■ Written request ■
Each line that includes the word "أردتم" counts once; give the total and nothing more.

* Begin *

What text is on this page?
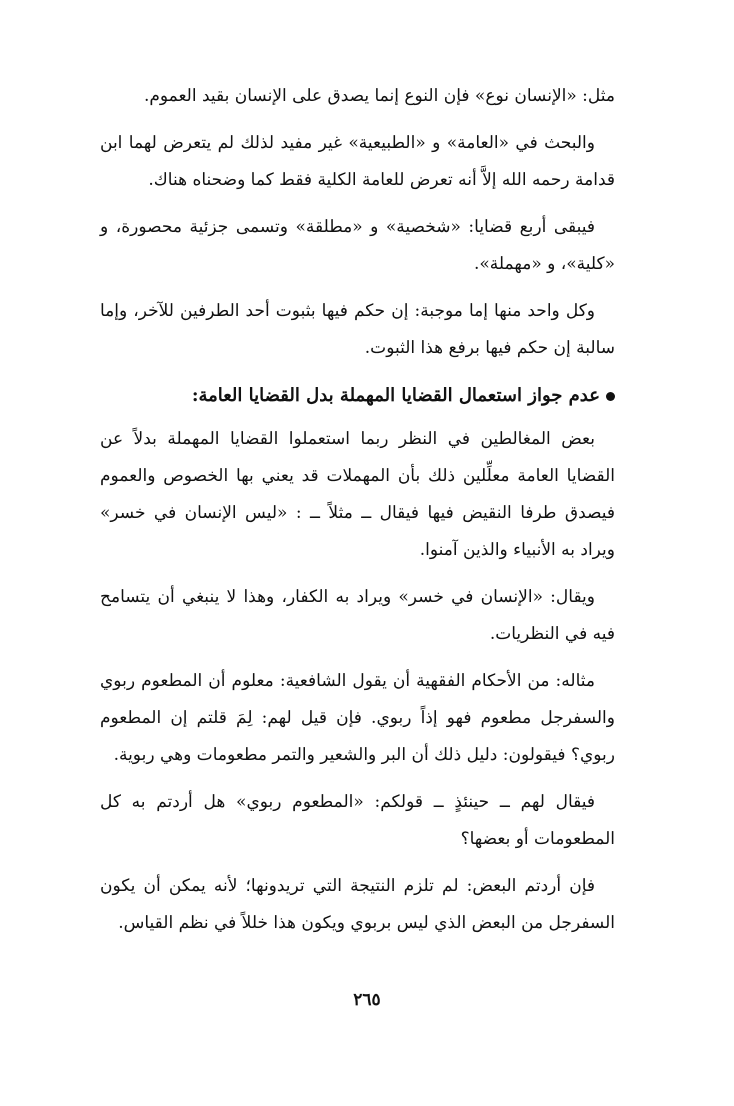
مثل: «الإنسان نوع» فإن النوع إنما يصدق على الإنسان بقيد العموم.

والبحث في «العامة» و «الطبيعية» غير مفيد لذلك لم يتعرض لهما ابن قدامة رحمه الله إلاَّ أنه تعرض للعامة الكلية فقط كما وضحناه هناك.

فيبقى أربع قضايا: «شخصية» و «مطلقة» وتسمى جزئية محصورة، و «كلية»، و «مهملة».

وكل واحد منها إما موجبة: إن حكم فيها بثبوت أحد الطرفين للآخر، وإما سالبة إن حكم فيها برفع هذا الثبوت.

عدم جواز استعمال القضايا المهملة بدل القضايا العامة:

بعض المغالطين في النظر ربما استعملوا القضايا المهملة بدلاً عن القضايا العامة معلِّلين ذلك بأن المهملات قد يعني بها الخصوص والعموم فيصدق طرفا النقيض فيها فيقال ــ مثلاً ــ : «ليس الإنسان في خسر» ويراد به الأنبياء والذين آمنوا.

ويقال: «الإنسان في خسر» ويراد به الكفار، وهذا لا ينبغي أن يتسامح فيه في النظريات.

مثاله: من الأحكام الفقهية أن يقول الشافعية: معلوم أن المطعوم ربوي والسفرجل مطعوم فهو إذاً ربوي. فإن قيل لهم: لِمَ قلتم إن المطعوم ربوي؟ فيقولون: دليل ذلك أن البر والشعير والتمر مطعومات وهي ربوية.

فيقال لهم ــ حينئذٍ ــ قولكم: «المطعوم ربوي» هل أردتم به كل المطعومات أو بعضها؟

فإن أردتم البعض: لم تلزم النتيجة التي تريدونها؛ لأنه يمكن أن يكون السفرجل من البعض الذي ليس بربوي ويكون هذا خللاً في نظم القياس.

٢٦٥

* End *
* Begin *

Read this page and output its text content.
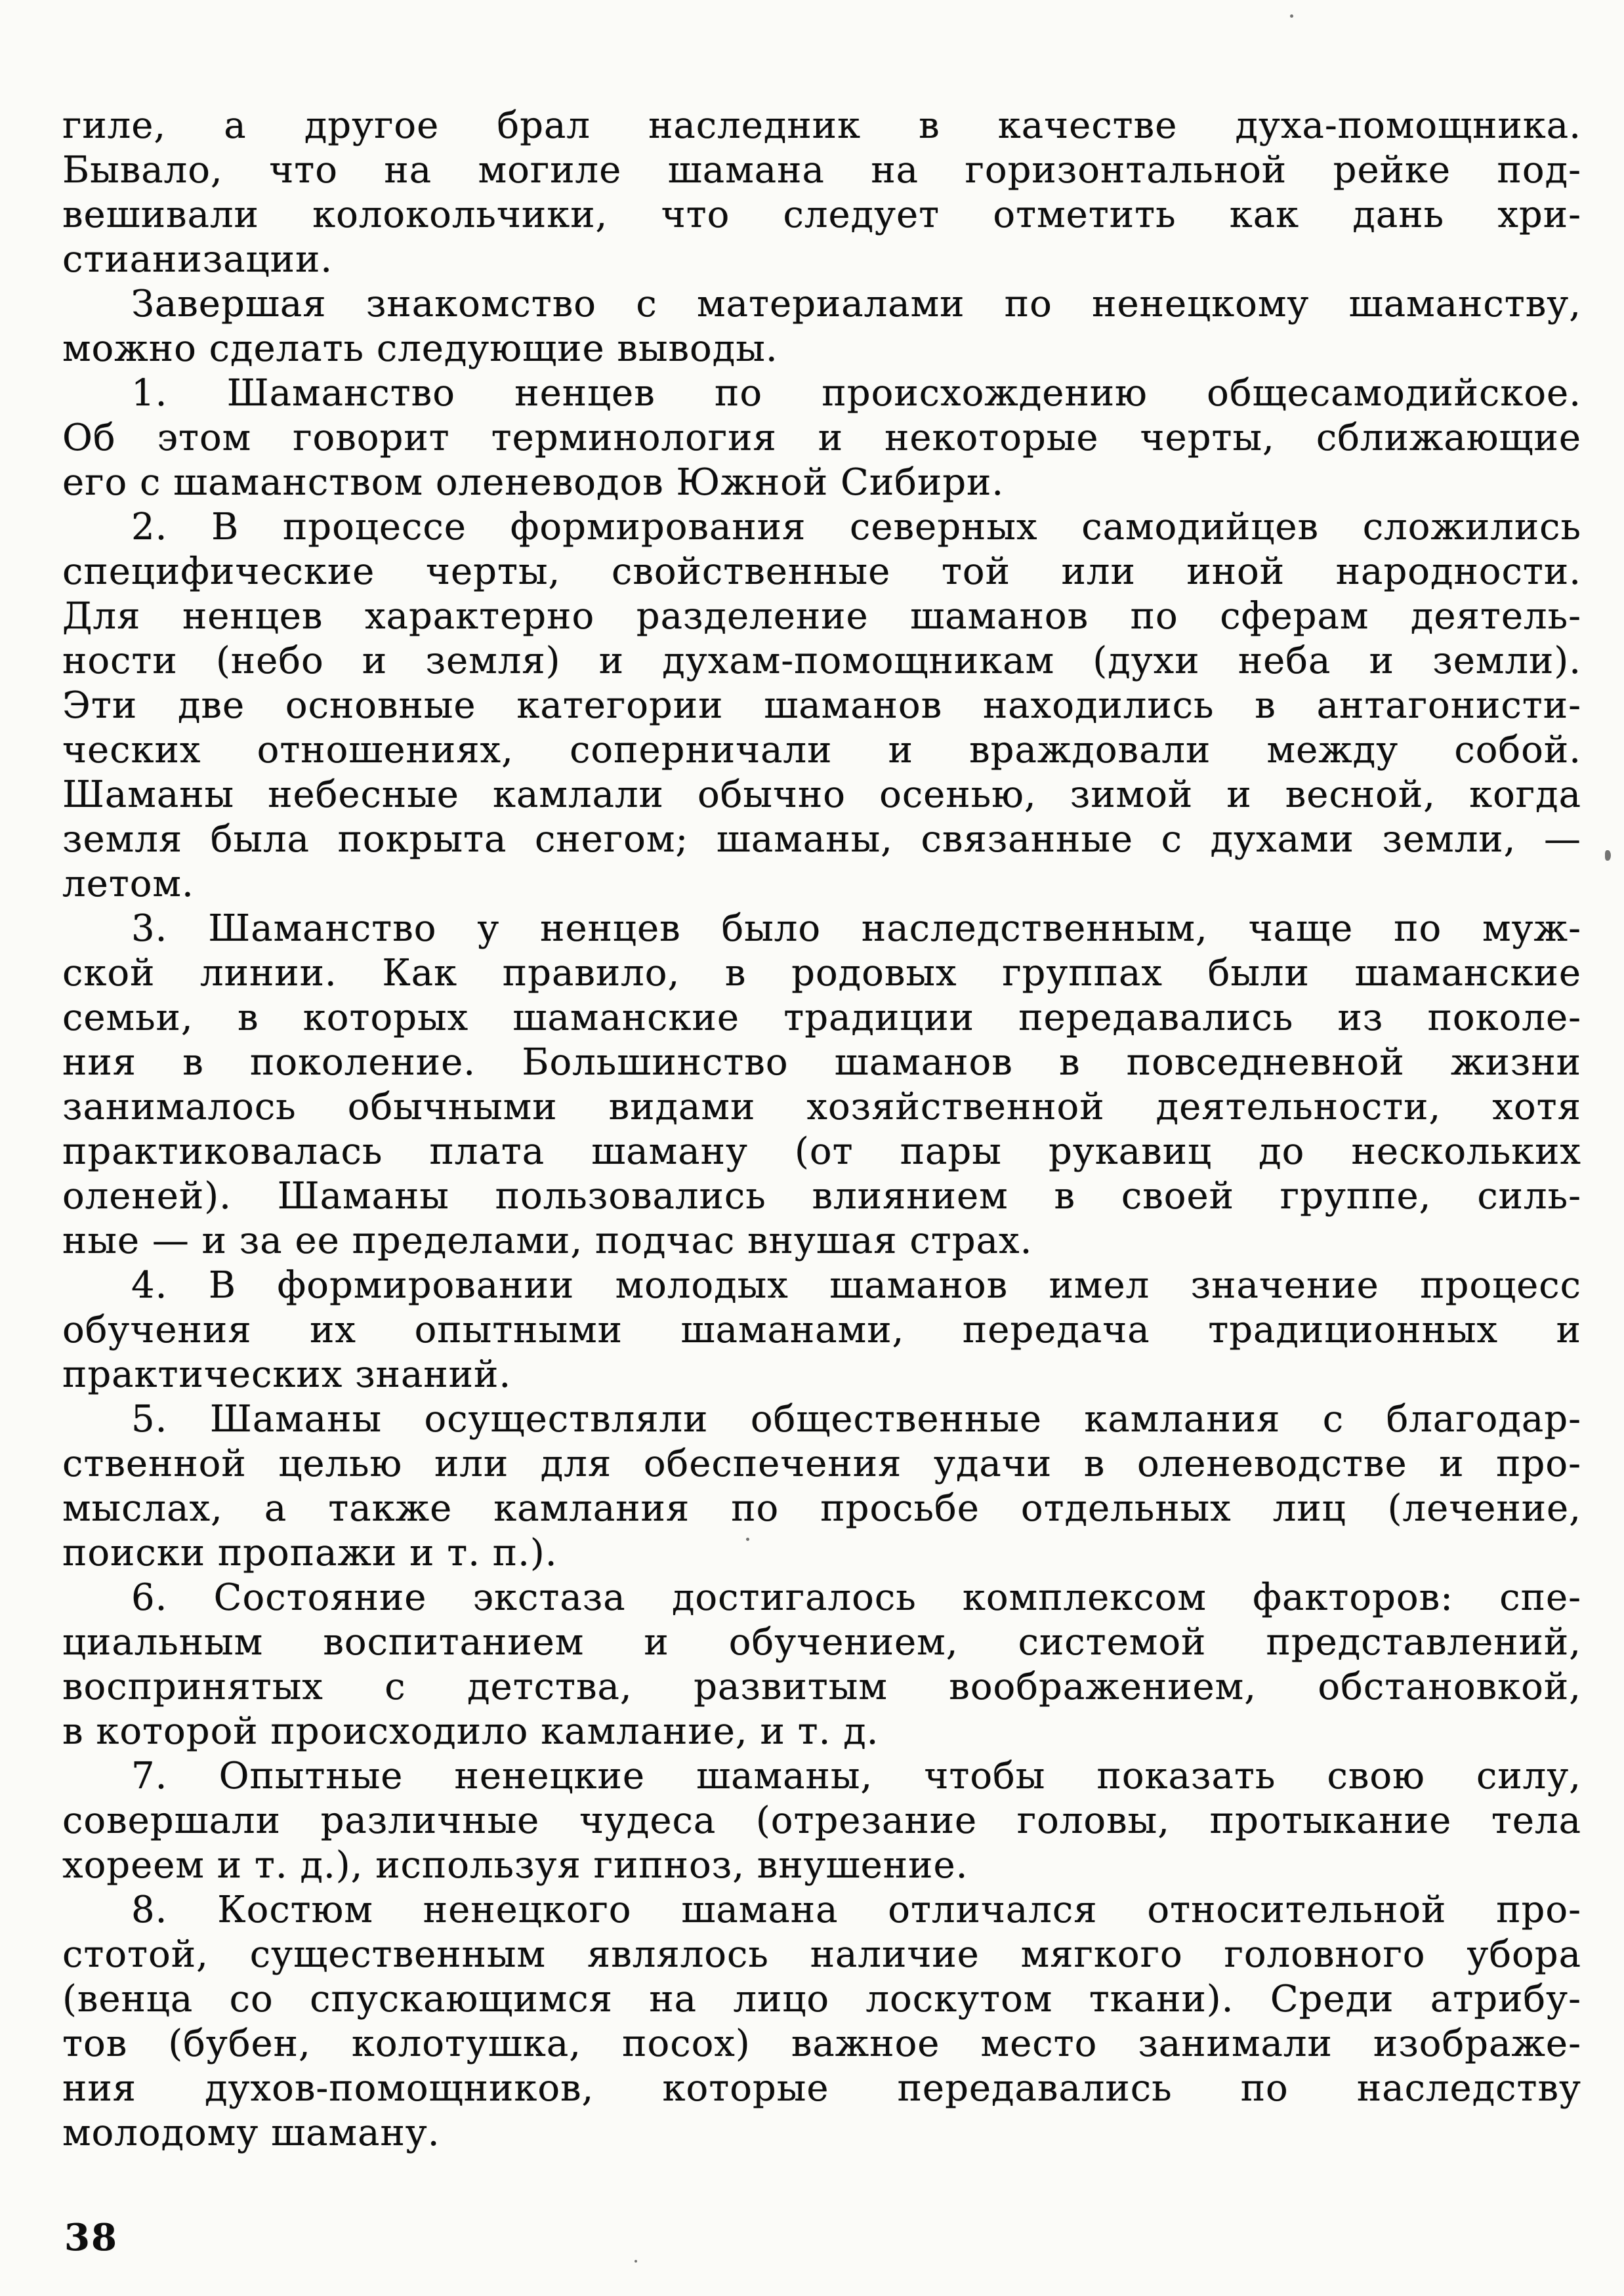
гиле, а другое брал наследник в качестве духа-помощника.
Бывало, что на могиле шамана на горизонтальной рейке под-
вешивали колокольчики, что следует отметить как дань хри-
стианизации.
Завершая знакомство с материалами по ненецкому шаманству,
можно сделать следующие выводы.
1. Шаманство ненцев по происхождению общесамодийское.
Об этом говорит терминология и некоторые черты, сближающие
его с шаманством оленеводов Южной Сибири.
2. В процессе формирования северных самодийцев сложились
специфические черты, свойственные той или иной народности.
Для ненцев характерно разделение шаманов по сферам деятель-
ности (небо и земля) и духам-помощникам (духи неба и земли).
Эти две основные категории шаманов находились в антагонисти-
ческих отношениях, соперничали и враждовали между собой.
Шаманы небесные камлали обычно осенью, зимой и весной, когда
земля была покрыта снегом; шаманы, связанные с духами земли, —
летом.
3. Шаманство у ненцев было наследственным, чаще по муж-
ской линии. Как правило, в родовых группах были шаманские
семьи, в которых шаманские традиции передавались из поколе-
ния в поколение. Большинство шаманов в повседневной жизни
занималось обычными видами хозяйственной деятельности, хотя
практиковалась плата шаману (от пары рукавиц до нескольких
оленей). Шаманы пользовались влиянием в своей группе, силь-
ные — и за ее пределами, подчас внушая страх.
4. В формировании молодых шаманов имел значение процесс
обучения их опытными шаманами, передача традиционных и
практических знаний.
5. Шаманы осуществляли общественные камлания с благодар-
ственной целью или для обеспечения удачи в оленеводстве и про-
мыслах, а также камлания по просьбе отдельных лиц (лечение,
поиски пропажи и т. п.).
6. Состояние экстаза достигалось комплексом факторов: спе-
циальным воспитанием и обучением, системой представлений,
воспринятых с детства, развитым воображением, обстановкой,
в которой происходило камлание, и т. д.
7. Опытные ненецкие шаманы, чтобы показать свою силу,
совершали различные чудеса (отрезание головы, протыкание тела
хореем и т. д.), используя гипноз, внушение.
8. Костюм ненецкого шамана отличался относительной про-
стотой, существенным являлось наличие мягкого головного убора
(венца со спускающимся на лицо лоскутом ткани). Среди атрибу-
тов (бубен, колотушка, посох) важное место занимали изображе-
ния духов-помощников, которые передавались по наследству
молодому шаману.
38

* End *

■ Correct result ■
2